### Exercise instructions:
Of the lines in this listing, how many contain the word "from"? Give the number and nothing else.

--- Exercise material ---

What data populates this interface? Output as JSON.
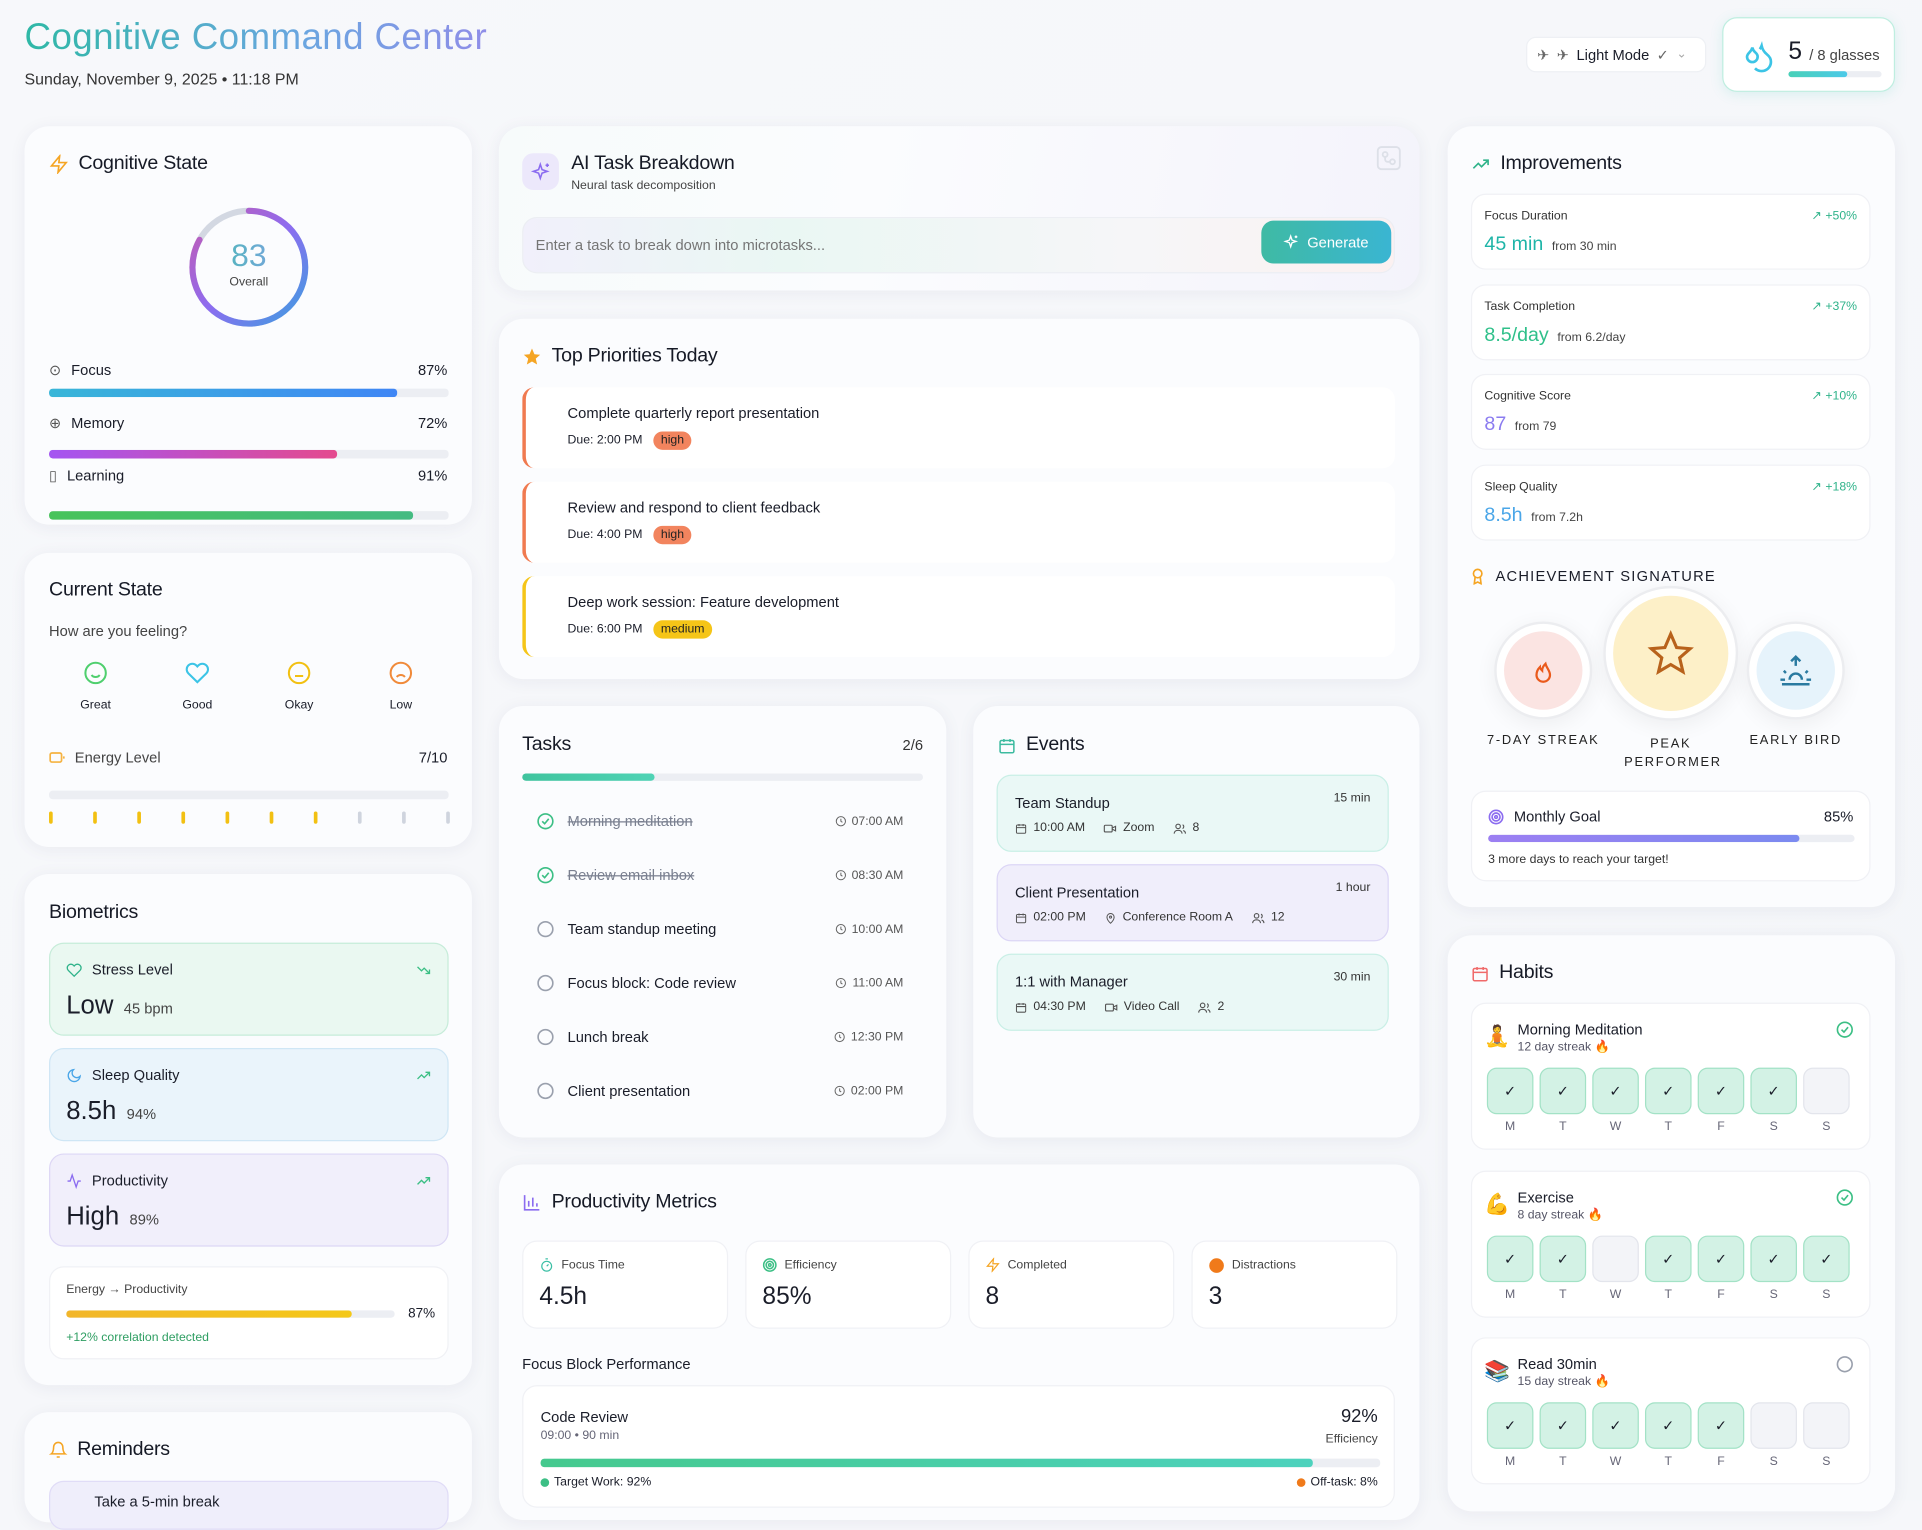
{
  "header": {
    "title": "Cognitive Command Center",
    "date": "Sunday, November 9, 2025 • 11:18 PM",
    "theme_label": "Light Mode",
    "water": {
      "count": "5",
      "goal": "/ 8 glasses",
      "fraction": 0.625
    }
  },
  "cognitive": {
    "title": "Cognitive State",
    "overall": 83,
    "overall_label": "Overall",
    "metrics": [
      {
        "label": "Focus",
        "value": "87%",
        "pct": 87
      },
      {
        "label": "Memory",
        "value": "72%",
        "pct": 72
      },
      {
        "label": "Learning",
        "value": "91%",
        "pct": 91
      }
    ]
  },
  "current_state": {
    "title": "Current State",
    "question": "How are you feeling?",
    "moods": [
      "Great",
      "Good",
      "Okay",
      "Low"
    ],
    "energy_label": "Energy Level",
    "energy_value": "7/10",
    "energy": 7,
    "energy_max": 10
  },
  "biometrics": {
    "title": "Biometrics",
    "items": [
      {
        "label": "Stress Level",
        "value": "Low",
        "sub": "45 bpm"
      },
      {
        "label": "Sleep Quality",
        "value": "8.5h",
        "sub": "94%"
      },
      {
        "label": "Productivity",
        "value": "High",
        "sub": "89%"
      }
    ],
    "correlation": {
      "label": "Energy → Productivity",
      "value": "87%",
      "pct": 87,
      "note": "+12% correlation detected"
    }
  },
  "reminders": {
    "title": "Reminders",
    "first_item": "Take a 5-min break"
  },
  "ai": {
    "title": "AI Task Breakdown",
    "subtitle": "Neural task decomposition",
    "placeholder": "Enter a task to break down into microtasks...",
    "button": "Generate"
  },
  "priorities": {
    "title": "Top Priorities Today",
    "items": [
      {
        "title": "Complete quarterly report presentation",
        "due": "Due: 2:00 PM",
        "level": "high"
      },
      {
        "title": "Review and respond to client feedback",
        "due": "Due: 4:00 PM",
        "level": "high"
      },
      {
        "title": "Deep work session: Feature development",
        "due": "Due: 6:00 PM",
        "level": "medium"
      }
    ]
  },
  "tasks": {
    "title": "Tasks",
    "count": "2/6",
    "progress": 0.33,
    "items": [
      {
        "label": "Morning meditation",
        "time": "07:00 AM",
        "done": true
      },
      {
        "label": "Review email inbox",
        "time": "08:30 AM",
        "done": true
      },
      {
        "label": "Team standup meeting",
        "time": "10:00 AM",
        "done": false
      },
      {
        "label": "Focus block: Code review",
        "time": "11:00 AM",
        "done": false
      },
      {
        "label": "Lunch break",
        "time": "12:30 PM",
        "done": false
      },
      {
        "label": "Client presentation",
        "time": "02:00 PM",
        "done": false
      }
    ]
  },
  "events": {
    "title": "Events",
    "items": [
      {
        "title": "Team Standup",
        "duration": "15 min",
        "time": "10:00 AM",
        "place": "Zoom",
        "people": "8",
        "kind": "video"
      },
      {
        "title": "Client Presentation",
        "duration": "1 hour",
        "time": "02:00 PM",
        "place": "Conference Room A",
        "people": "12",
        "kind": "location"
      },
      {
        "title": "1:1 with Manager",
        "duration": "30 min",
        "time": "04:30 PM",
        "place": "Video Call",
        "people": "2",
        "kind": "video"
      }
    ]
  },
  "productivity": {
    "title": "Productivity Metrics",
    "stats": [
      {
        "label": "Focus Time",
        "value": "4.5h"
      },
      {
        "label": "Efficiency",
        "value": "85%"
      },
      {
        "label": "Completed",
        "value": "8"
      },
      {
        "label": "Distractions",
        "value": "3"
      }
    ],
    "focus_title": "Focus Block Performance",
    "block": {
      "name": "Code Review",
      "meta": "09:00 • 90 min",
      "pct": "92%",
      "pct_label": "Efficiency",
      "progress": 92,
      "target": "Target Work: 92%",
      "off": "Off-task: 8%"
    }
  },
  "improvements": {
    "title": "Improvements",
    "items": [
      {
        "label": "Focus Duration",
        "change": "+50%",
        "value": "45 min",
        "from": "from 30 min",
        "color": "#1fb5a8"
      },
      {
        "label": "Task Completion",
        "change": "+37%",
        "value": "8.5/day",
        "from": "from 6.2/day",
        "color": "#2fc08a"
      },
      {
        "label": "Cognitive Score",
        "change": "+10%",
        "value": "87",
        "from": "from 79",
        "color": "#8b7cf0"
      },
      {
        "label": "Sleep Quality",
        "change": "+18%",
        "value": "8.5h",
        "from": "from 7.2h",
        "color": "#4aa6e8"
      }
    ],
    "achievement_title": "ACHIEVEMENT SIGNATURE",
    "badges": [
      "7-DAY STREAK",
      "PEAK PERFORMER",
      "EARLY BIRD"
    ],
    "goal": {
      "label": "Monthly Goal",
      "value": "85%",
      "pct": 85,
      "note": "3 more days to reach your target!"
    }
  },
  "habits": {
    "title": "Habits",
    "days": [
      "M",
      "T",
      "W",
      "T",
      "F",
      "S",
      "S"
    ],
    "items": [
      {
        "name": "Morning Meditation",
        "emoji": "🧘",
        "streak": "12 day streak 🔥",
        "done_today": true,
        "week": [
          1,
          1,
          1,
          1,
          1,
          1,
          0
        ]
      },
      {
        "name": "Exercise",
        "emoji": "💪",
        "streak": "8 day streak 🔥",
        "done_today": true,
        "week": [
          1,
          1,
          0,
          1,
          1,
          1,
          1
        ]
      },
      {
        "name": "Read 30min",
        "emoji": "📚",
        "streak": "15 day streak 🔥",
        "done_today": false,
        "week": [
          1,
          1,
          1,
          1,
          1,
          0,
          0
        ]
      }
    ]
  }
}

---
--- Exercise material ---

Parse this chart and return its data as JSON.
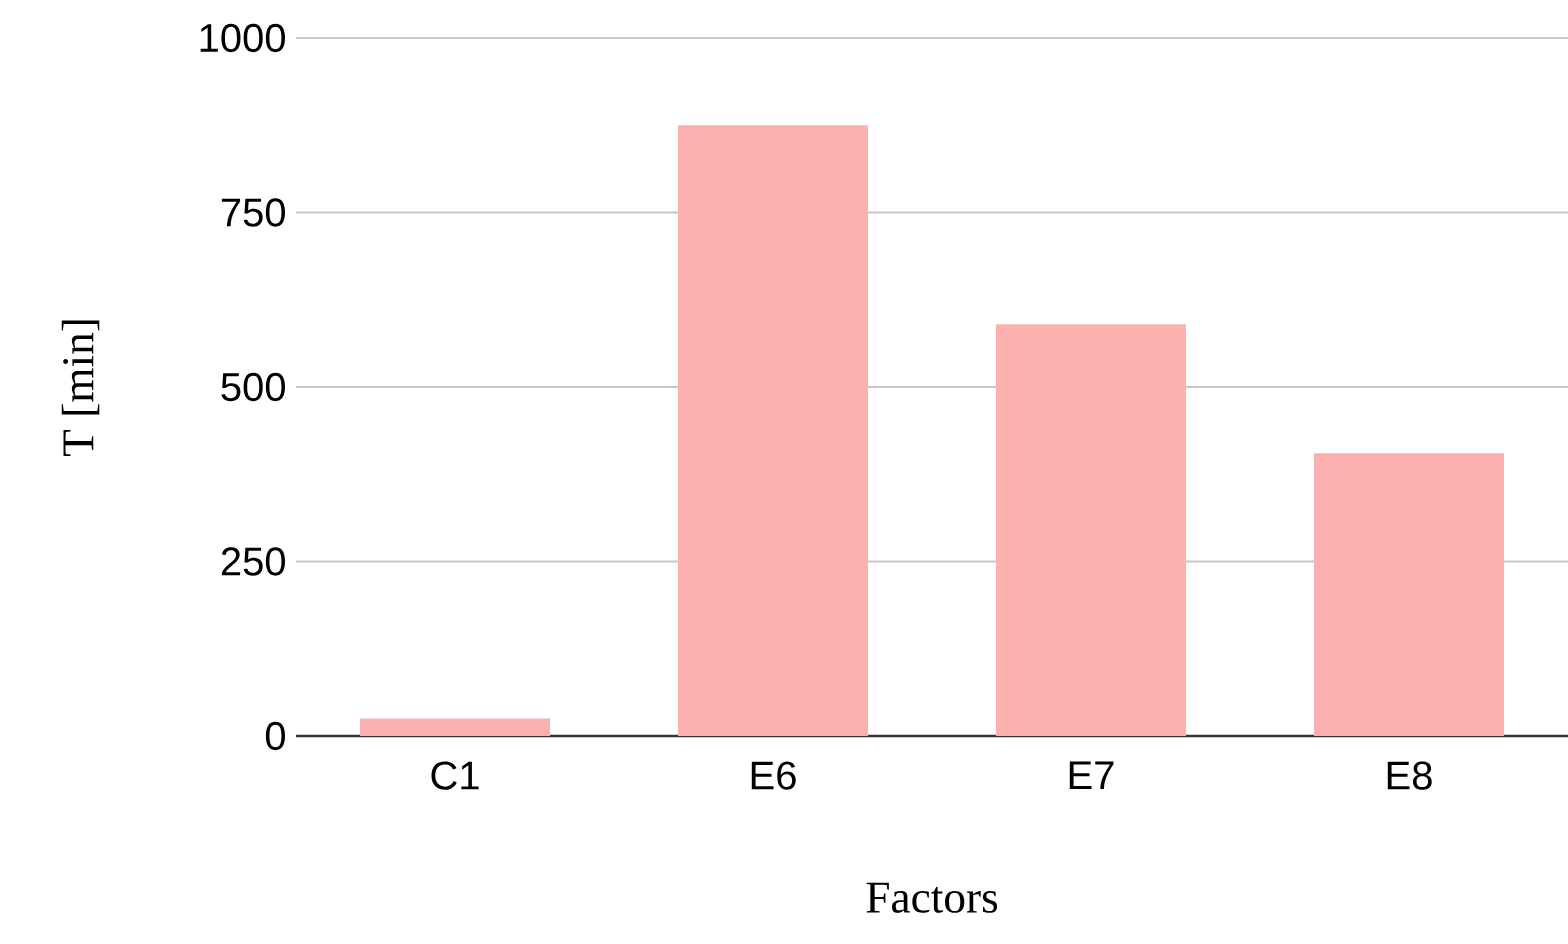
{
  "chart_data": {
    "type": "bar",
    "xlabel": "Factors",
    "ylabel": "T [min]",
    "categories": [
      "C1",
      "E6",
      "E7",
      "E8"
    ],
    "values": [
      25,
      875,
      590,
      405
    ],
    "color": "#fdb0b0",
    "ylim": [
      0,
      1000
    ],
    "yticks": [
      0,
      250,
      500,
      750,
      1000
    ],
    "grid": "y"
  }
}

---

### Result of the exercise:
4